## begin Extracted information

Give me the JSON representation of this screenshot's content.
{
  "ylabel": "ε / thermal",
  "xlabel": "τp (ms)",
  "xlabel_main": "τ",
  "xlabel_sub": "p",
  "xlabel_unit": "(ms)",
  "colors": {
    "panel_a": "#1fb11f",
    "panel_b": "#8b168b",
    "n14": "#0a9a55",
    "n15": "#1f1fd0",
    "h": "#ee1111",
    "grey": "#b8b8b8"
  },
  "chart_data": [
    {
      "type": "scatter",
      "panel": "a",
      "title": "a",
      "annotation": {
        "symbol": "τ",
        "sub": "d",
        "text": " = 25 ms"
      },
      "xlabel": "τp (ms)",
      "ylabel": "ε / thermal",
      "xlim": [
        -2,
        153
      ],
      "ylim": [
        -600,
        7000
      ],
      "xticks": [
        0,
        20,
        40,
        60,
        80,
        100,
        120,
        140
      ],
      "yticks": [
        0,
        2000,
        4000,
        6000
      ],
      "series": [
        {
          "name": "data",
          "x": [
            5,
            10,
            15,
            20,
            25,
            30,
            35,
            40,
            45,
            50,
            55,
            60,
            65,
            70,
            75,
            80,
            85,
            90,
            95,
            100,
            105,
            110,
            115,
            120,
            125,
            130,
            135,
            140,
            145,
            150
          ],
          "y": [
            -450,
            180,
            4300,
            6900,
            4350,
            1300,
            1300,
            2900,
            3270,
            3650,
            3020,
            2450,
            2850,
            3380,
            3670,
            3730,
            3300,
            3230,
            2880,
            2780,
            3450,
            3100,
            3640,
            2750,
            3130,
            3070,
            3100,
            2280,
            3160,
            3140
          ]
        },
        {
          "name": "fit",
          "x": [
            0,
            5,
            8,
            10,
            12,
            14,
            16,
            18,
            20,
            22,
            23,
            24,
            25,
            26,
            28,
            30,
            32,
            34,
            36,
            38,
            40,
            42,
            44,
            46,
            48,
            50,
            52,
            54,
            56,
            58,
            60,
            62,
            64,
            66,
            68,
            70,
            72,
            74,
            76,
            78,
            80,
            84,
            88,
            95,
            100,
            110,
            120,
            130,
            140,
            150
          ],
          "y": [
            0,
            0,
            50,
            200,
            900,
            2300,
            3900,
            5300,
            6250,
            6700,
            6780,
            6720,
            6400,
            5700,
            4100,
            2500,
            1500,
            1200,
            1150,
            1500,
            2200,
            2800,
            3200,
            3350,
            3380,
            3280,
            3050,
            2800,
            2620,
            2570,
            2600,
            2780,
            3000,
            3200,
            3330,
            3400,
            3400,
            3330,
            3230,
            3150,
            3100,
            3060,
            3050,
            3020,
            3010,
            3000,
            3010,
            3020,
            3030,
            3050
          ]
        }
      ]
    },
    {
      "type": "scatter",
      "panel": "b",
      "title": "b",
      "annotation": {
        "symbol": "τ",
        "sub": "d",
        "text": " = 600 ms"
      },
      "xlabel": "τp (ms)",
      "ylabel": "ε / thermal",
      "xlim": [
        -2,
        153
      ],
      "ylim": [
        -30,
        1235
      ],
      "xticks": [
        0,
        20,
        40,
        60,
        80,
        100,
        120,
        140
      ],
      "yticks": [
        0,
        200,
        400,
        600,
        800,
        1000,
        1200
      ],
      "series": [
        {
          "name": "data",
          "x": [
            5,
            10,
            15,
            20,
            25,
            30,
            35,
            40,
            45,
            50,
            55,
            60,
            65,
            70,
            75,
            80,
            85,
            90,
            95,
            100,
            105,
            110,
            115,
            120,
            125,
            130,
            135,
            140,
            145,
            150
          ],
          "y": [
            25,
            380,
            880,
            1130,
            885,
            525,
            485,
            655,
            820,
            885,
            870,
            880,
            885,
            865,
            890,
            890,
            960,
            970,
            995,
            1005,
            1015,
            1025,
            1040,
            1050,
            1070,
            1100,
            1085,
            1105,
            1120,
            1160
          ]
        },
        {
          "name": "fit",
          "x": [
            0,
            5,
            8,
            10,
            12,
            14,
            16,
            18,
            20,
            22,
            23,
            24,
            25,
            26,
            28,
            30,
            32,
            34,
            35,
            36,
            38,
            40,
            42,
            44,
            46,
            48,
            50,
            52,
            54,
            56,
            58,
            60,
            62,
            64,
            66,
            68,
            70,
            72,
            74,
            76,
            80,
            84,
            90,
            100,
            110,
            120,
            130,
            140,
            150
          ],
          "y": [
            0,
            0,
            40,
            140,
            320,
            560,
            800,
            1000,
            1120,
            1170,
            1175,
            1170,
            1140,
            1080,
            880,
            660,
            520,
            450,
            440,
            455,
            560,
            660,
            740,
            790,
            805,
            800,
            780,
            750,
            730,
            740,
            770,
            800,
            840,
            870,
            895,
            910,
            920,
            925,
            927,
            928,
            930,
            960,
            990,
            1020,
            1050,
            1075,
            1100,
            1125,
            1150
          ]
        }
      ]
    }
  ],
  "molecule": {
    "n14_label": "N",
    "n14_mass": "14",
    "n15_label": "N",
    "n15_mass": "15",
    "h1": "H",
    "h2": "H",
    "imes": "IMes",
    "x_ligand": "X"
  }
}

## end Extracted information

Directive → Print the records above exactly as they appear.

Solution to this problem →
Give me the JSON representation of this screenshot's content.
{
  "ylabel": "ε / thermal",
  "xlabel": "τp (ms)",
  "xlabel_main": "τ",
  "xlabel_sub": "p",
  "xlabel_unit": "(ms)",
  "colors": {
    "panel_a": "#1fb11f",
    "panel_b": "#8b168b",
    "n14": "#0a9a55",
    "n15": "#1f1fd0",
    "h": "#ee1111",
    "grey": "#b8b8b8"
  },
  "chart_data": [
    {
      "type": "scatter",
      "panel": "a",
      "title": "a",
      "annotation": {
        "symbol": "τ",
        "sub": "d",
        "text": " = 25 ms"
      },
      "xlabel": "τp (ms)",
      "ylabel": "ε / thermal",
      "xlim": [
        -2,
        153
      ],
      "ylim": [
        -600,
        7000
      ],
      "xticks": [
        0,
        20,
        40,
        60,
        80,
        100,
        120,
        140
      ],
      "yticks": [
        0,
        2000,
        4000,
        6000
      ],
      "series": [
        {
          "name": "data",
          "x": [
            5,
            10,
            15,
            20,
            25,
            30,
            35,
            40,
            45,
            50,
            55,
            60,
            65,
            70,
            75,
            80,
            85,
            90,
            95,
            100,
            105,
            110,
            115,
            120,
            125,
            130,
            135,
            140,
            145,
            150
          ],
          "y": [
            -450,
            180,
            4300,
            6900,
            4350,
            1300,
            1300,
            2900,
            3270,
            3650,
            3020,
            2450,
            2850,
            3380,
            3670,
            3730,
            3300,
            3230,
            2880,
            2780,
            3450,
            3100,
            3640,
            2750,
            3130,
            3070,
            3100,
            2280,
            3160,
            3140
          ]
        },
        {
          "name": "fit",
          "x": [
            0,
            5,
            8,
            10,
            12,
            14,
            16,
            18,
            20,
            22,
            23,
            24,
            25,
            26,
            28,
            30,
            32,
            34,
            36,
            38,
            40,
            42,
            44,
            46,
            48,
            50,
            52,
            54,
            56,
            58,
            60,
            62,
            64,
            66,
            68,
            70,
            72,
            74,
            76,
            78,
            80,
            84,
            88,
            95,
            100,
            110,
            120,
            130,
            140,
            150
          ],
          "y": [
            0,
            0,
            50,
            200,
            900,
            2300,
            3900,
            5300,
            6250,
            6700,
            6780,
            6720,
            6400,
            5700,
            4100,
            2500,
            1500,
            1200,
            1150,
            1500,
            2200,
            2800,
            3200,
            3350,
            3380,
            3280,
            3050,
            2800,
            2620,
            2570,
            2600,
            2780,
            3000,
            3200,
            3330,
            3400,
            3400,
            3330,
            3230,
            3150,
            3100,
            3060,
            3050,
            3020,
            3010,
            3000,
            3010,
            3020,
            3030,
            3050
          ]
        }
      ]
    },
    {
      "type": "scatter",
      "panel": "b",
      "title": "b",
      "annotation": {
        "symbol": "τ",
        "sub": "d",
        "text": " = 600 ms"
      },
      "xlabel": "τp (ms)",
      "ylabel": "ε / thermal",
      "xlim": [
        -2,
        153
      ],
      "ylim": [
        -30,
        1235
      ],
      "xticks": [
        0,
        20,
        40,
        60,
        80,
        100,
        120,
        140
      ],
      "yticks": [
        0,
        200,
        400,
        600,
        800,
        1000,
        1200
      ],
      "series": [
        {
          "name": "data",
          "x": [
            5,
            10,
            15,
            20,
            25,
            30,
            35,
            40,
            45,
            50,
            55,
            60,
            65,
            70,
            75,
            80,
            85,
            90,
            95,
            100,
            105,
            110,
            115,
            120,
            125,
            130,
            135,
            140,
            145,
            150
          ],
          "y": [
            25,
            380,
            880,
            1130,
            885,
            525,
            485,
            655,
            820,
            885,
            870,
            880,
            885,
            865,
            890,
            890,
            960,
            970,
            995,
            1005,
            1015,
            1025,
            1040,
            1050,
            1070,
            1100,
            1085,
            1105,
            1120,
            1160
          ]
        },
        {
          "name": "fit",
          "x": [
            0,
            5,
            8,
            10,
            12,
            14,
            16,
            18,
            20,
            22,
            23,
            24,
            25,
            26,
            28,
            30,
            32,
            34,
            35,
            36,
            38,
            40,
            42,
            44,
            46,
            48,
            50,
            52,
            54,
            56,
            58,
            60,
            62,
            64,
            66,
            68,
            70,
            72,
            74,
            76,
            80,
            84,
            90,
            100,
            110,
            120,
            130,
            140,
            150
          ],
          "y": [
            0,
            0,
            40,
            140,
            320,
            560,
            800,
            1000,
            1120,
            1170,
            1175,
            1170,
            1140,
            1080,
            880,
            660,
            520,
            450,
            440,
            455,
            560,
            660,
            740,
            790,
            805,
            800,
            780,
            750,
            730,
            740,
            770,
            800,
            840,
            870,
            895,
            910,
            920,
            925,
            927,
            928,
            930,
            960,
            990,
            1020,
            1050,
            1075,
            1100,
            1125,
            1150
          ]
        }
      ]
    }
  ],
  "molecule": {
    "n14_label": "N",
    "n14_mass": "14",
    "n15_label": "N",
    "n15_mass": "15",
    "h1": "H",
    "h2": "H",
    "imes": "IMes",
    "x_ligand": "X"
  }
}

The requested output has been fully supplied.